--- begin Dataset ---
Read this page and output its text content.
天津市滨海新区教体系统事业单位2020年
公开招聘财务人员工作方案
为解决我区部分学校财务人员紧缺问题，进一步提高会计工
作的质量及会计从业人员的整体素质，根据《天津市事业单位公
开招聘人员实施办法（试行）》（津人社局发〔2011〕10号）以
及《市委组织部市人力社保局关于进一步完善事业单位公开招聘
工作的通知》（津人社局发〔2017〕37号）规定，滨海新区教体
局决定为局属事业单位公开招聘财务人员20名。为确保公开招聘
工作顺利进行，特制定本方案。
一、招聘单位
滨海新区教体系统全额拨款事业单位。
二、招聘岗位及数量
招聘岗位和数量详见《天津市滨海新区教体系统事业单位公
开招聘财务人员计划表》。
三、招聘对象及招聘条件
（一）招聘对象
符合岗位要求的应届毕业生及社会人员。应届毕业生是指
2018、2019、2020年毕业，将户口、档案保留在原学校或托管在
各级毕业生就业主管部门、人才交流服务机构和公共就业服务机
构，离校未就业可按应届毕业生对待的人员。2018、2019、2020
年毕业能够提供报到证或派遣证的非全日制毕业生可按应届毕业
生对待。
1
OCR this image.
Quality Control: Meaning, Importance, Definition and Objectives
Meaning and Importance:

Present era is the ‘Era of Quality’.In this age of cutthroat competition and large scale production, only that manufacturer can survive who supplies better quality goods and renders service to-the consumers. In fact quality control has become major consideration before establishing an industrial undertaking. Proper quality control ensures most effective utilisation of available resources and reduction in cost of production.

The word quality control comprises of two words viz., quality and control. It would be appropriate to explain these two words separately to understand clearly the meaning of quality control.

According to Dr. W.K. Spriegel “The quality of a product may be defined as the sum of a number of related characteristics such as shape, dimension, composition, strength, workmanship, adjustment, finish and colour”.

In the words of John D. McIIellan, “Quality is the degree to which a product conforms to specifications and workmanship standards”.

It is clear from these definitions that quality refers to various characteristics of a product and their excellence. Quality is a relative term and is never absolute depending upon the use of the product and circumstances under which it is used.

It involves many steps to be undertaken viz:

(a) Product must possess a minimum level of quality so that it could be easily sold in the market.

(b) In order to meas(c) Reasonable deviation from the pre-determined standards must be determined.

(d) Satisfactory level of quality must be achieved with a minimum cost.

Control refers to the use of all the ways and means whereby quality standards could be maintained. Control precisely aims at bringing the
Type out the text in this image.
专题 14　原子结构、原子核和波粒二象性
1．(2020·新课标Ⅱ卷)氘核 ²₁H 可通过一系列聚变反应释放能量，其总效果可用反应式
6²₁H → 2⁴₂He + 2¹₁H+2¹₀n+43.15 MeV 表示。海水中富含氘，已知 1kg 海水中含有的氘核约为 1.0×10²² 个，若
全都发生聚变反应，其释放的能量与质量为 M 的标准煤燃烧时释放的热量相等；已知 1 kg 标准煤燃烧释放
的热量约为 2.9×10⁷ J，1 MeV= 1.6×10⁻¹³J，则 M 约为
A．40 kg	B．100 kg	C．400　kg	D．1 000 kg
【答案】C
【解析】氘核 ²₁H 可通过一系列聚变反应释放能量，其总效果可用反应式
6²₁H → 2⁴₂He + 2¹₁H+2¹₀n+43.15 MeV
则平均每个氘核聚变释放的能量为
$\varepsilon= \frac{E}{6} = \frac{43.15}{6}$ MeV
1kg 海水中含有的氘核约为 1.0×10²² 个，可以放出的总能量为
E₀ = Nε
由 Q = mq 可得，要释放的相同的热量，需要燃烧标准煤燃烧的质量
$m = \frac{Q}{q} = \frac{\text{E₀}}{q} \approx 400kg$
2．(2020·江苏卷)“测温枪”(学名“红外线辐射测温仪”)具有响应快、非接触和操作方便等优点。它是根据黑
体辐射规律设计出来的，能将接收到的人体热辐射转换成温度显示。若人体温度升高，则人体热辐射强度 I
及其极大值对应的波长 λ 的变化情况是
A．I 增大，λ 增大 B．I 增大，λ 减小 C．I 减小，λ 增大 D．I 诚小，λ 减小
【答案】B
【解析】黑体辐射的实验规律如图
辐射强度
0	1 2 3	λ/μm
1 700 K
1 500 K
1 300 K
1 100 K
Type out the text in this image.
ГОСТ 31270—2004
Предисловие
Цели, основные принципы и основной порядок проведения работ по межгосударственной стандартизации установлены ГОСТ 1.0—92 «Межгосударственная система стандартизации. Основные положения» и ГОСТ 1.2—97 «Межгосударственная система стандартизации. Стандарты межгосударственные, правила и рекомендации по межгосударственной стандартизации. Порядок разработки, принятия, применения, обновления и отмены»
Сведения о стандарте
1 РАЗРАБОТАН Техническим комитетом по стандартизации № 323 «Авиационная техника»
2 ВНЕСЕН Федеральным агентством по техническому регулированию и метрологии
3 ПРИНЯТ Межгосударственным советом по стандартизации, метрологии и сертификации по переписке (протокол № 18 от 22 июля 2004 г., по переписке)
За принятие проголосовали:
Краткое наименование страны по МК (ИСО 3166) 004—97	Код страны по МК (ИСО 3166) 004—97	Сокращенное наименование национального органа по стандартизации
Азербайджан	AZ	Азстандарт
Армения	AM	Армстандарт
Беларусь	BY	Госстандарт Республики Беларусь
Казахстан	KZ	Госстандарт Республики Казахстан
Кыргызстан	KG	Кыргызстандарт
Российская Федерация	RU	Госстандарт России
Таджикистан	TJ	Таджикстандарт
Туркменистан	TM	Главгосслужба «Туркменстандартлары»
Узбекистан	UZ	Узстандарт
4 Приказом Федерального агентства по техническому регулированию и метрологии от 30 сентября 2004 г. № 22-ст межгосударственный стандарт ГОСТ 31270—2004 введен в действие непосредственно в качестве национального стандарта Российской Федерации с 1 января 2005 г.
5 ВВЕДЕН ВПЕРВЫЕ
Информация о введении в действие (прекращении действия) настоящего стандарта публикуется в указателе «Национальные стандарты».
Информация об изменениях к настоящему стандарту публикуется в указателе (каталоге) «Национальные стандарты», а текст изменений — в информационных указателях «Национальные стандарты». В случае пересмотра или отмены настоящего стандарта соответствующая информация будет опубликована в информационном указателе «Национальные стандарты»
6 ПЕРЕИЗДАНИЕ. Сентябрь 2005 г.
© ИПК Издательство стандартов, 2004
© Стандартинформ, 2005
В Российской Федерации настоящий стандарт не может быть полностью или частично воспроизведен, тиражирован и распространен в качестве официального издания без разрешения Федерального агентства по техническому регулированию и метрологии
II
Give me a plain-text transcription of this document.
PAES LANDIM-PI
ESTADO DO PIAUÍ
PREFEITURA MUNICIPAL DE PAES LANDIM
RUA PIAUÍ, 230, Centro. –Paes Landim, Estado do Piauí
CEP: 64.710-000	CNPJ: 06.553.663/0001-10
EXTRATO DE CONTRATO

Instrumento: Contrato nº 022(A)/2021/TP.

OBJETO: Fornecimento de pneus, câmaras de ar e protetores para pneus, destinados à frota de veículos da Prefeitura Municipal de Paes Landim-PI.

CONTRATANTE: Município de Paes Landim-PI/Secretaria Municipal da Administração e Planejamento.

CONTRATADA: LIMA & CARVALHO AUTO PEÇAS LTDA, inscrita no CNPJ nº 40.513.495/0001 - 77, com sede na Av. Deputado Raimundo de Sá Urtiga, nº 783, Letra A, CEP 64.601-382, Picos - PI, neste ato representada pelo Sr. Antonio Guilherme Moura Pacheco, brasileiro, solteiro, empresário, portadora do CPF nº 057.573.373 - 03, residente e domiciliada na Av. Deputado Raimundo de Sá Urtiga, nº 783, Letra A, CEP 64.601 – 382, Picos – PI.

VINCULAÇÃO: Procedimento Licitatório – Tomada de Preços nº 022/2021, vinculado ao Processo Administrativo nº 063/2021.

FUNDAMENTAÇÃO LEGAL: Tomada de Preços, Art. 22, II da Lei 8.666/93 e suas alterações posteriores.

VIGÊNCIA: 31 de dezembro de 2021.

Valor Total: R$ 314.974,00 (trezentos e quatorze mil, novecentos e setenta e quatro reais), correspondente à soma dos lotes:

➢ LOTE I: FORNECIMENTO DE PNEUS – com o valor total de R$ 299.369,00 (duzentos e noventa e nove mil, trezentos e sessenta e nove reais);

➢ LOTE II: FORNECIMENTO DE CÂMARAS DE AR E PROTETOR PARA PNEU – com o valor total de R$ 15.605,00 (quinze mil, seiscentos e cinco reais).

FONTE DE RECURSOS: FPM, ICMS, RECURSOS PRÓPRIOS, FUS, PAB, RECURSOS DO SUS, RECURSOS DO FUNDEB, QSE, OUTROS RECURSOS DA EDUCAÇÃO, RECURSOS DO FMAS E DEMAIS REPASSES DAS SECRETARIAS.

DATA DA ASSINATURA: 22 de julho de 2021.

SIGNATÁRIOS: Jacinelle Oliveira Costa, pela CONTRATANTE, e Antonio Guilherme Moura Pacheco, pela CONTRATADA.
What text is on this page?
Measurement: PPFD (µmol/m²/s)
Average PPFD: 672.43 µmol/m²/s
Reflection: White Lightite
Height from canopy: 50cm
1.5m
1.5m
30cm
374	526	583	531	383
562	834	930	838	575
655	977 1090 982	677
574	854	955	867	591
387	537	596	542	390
--- end Dataset ---
Written request: Select the lines that carry the string "standards" and copy them.

Task response:
In the words of John D. McIIellan, “Quality is the degree to which a product conforms to specifications and workmanship standards”.
(b) In order to meas(c) Reasonable deviation from the pre-determined standards must be determined.
Control refers to the use of all the ways and means whereby quality standards could be maintained. Control precisely aims at bringing the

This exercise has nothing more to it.